→ Items
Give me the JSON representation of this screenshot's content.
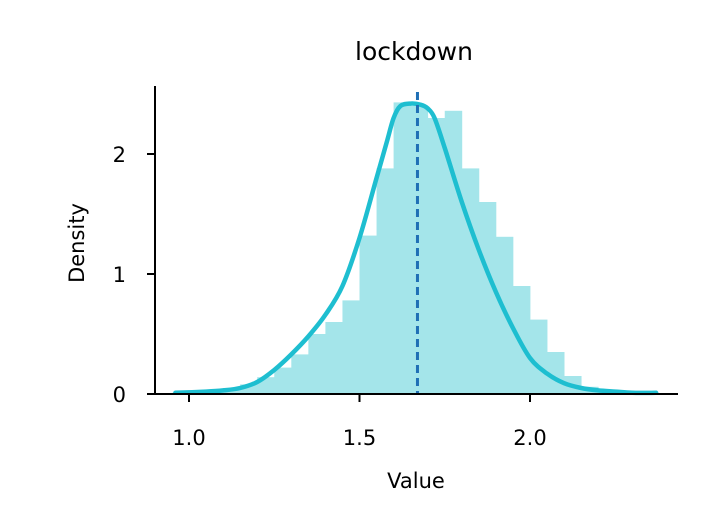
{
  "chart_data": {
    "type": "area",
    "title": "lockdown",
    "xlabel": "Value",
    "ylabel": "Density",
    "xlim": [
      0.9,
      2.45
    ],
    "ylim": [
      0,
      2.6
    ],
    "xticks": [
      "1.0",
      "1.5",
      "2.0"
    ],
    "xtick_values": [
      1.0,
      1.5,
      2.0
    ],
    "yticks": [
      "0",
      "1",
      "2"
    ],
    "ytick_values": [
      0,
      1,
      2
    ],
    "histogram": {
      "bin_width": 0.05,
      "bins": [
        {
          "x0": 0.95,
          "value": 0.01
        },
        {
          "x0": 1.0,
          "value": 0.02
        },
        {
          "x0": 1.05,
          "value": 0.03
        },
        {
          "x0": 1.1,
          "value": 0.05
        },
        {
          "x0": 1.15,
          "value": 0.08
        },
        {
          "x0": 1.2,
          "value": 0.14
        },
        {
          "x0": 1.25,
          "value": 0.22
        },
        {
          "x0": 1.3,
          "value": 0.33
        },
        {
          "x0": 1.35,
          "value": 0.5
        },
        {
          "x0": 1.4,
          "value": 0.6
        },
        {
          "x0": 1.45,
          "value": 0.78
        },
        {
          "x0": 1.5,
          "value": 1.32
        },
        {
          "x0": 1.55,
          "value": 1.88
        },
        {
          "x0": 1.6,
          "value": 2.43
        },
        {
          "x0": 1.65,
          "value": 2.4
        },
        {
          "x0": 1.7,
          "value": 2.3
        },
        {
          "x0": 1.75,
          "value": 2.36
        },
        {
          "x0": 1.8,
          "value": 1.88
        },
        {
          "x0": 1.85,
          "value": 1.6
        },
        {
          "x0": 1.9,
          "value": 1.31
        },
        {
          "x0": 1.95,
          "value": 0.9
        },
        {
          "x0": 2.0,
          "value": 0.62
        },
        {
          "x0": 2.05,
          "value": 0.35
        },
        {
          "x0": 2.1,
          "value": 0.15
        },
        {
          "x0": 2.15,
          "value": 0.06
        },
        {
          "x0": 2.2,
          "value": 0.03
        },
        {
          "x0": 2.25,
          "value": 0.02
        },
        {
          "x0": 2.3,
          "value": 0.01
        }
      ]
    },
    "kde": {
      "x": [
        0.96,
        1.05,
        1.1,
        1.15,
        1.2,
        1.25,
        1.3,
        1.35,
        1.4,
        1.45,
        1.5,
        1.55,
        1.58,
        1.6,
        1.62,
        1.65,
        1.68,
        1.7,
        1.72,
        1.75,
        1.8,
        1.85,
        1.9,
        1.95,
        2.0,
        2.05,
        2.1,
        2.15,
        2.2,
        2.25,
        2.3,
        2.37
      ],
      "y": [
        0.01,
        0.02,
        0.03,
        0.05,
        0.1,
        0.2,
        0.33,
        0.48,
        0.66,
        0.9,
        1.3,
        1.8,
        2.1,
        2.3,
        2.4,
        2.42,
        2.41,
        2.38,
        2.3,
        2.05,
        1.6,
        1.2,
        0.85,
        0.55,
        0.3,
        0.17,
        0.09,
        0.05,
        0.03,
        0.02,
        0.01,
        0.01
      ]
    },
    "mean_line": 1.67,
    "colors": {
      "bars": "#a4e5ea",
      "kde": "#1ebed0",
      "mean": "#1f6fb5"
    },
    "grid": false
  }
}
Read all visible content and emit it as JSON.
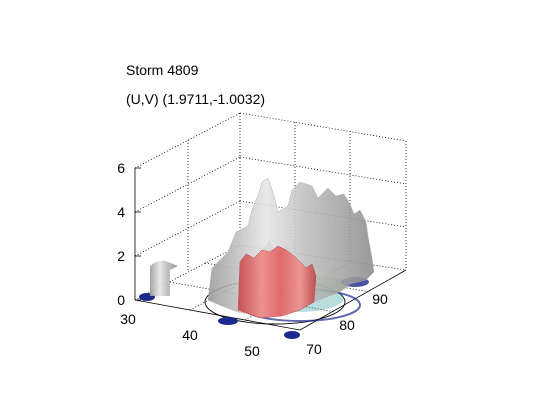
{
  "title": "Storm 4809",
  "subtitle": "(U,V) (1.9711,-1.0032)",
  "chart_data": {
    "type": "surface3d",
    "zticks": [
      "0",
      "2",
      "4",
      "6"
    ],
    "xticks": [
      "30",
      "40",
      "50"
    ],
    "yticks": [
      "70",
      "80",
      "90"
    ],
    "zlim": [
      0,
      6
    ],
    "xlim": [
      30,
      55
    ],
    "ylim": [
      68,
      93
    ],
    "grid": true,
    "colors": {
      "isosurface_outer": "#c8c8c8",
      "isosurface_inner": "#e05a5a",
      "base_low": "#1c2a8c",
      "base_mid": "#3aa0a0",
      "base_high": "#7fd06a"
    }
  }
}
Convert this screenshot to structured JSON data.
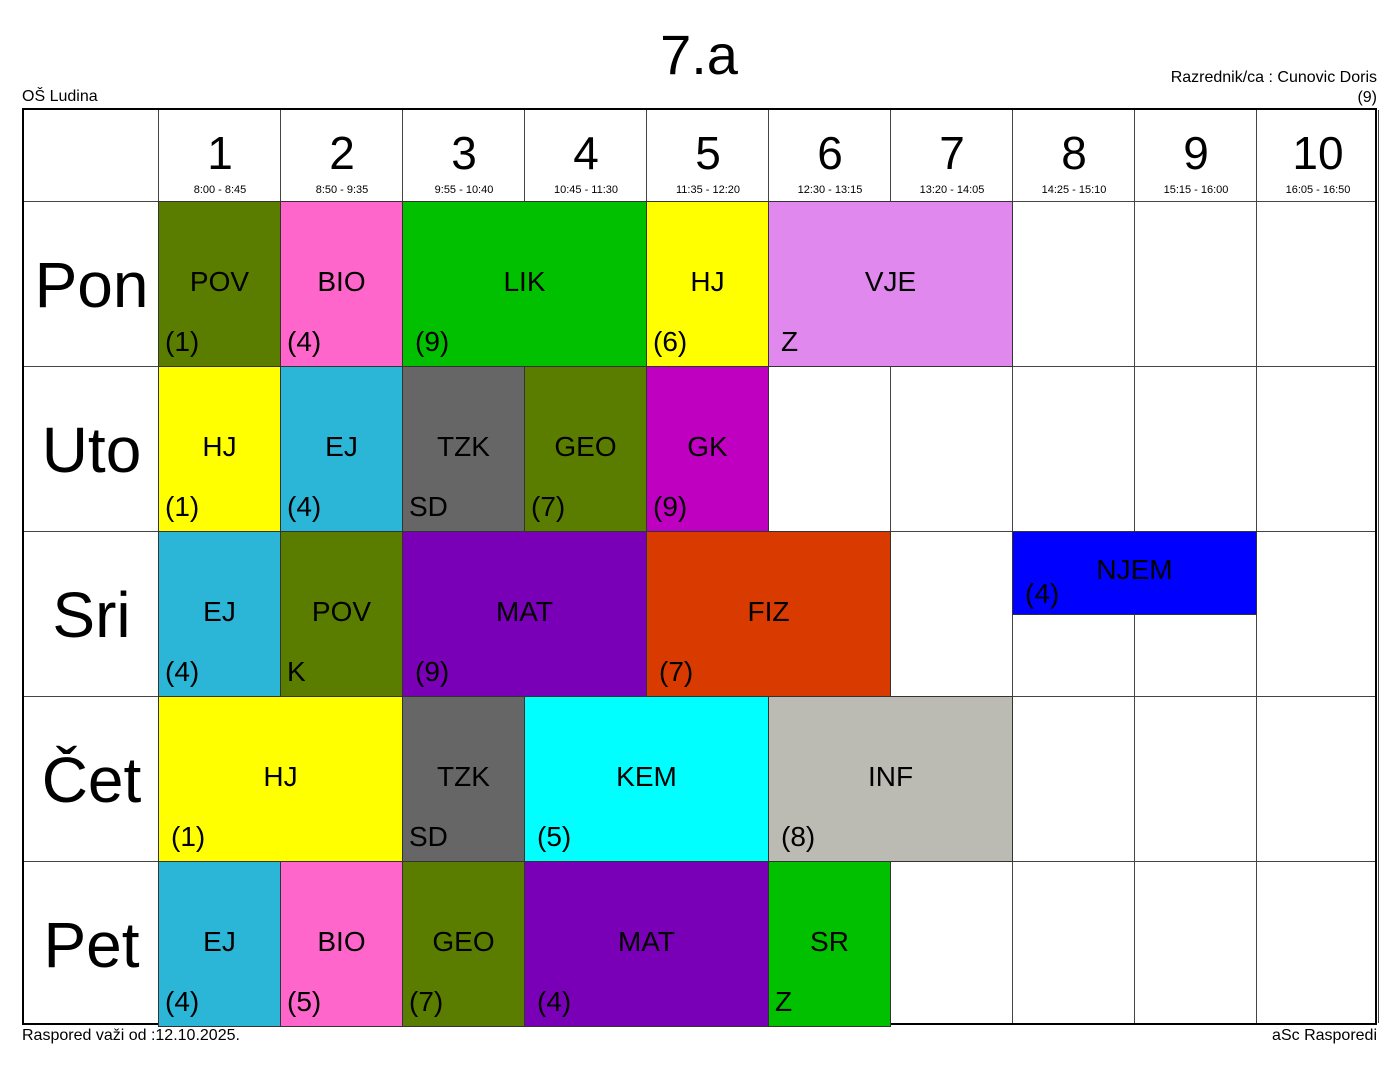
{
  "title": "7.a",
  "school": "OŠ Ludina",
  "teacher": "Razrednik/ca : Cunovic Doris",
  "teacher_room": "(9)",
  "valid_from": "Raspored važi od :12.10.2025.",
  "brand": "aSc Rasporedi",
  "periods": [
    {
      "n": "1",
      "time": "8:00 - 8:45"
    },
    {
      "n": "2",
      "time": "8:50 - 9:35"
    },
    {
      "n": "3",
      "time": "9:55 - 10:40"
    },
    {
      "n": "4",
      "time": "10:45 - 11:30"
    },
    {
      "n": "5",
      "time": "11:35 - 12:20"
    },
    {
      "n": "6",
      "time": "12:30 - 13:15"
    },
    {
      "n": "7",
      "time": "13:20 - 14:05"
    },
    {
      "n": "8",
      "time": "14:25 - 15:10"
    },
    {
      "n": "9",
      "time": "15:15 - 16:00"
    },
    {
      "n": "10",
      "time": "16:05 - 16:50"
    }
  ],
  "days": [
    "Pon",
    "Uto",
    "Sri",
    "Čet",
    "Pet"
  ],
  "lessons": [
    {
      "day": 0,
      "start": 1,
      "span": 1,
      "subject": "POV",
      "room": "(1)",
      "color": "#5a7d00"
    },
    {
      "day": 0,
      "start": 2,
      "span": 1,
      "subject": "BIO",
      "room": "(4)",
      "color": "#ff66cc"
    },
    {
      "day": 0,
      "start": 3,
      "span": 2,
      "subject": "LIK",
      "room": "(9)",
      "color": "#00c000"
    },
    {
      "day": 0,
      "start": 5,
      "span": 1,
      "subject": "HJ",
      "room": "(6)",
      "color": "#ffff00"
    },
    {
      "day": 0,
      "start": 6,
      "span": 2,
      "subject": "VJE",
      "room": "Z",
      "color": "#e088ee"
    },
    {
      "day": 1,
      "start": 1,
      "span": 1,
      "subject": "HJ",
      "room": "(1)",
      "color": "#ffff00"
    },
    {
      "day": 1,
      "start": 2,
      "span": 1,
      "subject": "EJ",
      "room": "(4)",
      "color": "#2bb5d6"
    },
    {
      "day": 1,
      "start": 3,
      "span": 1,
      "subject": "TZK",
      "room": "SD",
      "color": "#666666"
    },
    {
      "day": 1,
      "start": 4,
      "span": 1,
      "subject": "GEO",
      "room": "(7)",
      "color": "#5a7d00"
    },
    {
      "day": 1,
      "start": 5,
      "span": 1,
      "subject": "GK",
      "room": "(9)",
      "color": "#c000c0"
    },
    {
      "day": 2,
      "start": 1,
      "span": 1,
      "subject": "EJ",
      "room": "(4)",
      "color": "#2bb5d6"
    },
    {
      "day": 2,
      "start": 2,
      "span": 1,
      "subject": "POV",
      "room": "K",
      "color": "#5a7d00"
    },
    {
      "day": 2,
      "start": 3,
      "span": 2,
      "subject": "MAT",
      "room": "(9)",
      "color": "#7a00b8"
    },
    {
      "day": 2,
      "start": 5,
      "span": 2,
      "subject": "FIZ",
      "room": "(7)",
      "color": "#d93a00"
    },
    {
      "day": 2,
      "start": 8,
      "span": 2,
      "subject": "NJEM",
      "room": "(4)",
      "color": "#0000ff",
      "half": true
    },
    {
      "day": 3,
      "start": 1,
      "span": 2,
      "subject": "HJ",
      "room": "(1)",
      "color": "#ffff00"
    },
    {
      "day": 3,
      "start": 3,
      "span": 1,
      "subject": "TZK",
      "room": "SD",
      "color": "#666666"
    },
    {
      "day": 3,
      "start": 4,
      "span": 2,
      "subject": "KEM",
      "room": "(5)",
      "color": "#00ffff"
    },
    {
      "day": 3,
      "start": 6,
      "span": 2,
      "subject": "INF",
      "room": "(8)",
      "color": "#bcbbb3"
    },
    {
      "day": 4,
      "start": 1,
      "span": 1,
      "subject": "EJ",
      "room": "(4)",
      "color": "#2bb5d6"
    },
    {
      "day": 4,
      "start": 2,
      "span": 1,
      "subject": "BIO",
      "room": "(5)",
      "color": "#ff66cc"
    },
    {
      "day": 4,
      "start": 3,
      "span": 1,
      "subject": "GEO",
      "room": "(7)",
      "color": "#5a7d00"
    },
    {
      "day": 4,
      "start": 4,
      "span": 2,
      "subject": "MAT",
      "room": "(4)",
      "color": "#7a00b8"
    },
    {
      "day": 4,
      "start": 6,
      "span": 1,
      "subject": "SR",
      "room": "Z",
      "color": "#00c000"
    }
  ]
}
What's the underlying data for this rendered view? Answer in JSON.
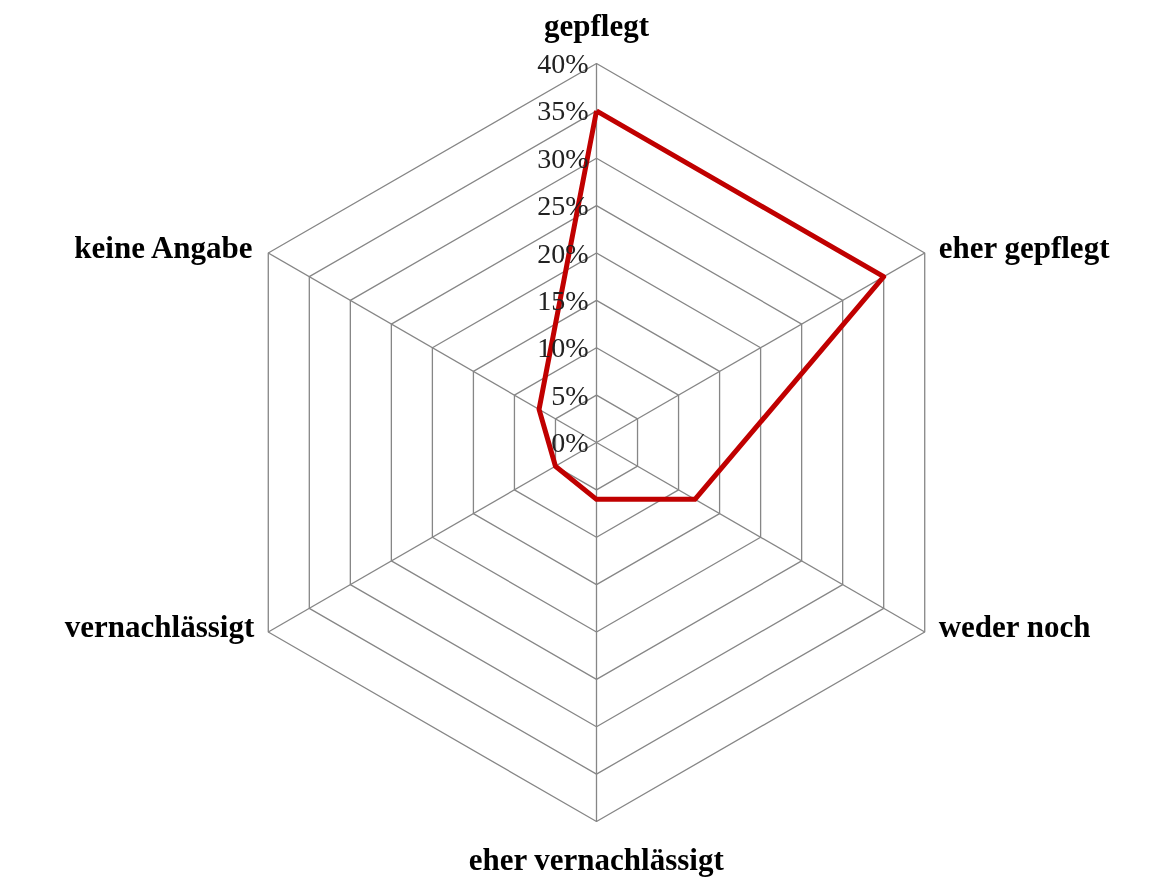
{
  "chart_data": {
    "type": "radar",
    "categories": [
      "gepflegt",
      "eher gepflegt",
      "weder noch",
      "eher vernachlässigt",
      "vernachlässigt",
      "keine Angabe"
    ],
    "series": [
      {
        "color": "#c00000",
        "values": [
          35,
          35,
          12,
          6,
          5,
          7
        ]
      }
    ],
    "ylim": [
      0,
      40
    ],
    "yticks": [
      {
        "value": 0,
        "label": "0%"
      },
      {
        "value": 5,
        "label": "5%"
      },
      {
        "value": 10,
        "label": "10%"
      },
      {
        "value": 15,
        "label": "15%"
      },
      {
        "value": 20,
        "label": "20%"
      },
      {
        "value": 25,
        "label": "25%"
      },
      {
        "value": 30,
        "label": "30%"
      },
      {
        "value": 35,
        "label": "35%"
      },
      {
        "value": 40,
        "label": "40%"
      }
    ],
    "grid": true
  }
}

→ Set task
Pick out each line in the material containing "content".

→ Answer to the problem
Give me the JSON representation of this screenshot's content.
Read all visible content and emit it as JSON.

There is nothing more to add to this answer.